======== Information provided ========

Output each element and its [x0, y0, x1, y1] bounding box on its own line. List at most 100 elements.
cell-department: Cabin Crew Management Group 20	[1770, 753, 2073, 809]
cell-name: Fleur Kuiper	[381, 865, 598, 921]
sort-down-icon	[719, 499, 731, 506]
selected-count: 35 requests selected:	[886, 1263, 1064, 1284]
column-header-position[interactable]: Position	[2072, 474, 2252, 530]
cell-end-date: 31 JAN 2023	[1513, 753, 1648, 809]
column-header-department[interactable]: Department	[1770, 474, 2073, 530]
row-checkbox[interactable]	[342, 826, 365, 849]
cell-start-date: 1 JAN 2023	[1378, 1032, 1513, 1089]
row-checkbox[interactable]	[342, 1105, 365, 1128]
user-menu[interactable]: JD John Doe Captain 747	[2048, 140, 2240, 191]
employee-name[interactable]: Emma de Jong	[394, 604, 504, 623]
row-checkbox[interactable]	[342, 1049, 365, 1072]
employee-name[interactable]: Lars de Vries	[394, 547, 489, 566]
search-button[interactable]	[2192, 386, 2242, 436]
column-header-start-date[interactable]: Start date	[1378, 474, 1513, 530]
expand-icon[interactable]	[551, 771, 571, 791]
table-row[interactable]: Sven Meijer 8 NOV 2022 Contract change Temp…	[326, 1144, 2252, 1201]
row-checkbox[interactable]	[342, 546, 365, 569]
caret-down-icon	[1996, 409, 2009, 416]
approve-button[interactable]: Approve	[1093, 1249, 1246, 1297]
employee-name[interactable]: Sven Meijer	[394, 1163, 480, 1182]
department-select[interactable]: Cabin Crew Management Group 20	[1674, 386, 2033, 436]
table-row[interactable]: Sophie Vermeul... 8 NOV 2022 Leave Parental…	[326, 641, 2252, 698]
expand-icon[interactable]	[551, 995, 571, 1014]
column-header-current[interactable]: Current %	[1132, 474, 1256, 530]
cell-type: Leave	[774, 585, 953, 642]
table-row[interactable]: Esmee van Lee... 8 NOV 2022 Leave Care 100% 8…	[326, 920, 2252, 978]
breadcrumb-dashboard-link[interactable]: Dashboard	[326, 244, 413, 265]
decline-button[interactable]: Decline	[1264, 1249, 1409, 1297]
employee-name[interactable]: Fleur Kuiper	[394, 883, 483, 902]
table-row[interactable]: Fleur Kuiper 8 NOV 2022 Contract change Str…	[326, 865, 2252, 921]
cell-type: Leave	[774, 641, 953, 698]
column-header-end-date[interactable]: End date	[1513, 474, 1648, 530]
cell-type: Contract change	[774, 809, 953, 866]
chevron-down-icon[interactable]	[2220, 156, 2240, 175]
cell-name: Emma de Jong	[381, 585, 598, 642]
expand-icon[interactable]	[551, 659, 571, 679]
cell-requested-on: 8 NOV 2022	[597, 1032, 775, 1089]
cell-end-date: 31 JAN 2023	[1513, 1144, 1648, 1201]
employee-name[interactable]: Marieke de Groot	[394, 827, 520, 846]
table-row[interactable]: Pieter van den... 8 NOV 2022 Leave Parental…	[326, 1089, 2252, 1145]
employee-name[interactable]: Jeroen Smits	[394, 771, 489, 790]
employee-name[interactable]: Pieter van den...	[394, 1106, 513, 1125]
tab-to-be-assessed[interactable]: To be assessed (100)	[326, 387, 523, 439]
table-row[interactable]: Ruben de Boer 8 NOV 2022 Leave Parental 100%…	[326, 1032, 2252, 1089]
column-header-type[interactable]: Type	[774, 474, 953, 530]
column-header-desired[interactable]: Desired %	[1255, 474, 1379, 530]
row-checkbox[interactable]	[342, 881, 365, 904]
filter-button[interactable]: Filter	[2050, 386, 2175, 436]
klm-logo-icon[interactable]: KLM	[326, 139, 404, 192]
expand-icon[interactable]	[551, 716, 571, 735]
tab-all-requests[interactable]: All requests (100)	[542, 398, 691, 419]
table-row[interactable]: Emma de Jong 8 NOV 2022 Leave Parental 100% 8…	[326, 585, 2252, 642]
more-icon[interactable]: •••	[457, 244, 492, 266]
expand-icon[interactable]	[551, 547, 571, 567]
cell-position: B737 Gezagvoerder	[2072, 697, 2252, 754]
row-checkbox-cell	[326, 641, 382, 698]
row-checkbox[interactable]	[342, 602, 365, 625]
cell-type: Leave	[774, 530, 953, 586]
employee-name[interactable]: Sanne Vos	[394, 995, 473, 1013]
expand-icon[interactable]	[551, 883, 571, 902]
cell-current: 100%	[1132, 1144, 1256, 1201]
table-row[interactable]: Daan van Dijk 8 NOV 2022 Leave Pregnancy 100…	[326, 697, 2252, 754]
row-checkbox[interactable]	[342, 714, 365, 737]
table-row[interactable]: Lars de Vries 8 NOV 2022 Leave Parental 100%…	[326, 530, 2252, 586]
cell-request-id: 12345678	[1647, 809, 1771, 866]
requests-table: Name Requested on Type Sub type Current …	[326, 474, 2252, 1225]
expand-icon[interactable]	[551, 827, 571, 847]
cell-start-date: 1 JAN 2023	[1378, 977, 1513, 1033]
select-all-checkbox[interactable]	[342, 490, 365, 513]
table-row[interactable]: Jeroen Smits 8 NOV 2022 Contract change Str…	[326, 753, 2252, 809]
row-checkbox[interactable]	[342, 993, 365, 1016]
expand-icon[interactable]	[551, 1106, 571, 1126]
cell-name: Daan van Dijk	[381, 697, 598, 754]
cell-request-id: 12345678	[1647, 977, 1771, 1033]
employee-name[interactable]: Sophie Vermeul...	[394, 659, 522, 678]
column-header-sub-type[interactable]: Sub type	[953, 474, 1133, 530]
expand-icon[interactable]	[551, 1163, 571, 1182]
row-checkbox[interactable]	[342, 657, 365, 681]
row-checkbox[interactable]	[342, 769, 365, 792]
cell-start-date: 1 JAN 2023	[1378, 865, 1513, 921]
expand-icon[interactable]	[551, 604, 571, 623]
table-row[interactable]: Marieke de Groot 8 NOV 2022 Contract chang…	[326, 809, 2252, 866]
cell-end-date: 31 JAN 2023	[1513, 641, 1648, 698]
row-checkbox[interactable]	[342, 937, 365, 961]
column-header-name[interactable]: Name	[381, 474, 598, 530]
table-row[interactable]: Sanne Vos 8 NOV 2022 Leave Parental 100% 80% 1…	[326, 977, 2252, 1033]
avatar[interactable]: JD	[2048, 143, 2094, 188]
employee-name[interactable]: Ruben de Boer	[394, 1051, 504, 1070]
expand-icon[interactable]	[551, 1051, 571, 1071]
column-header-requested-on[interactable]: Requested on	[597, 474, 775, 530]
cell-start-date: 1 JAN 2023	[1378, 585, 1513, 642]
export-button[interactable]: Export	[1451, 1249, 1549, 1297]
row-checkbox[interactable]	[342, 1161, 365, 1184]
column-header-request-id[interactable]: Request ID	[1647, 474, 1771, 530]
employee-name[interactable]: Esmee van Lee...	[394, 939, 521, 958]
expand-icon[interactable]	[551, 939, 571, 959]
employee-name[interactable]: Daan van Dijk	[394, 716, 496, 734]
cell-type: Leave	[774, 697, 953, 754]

========

Brief —
Which lines in the items above contain the string "Esmee"? Locate and copy each of them, counting only matches with the same uppercase and lowercase letters.

The completed task —
table-row[interactable]: Esmee van Lee... 8 NOV 2022 Leave Care 100% 8…	[326, 920, 2252, 978]
employee-name[interactable]: Esmee van Lee...	[394, 939, 521, 958]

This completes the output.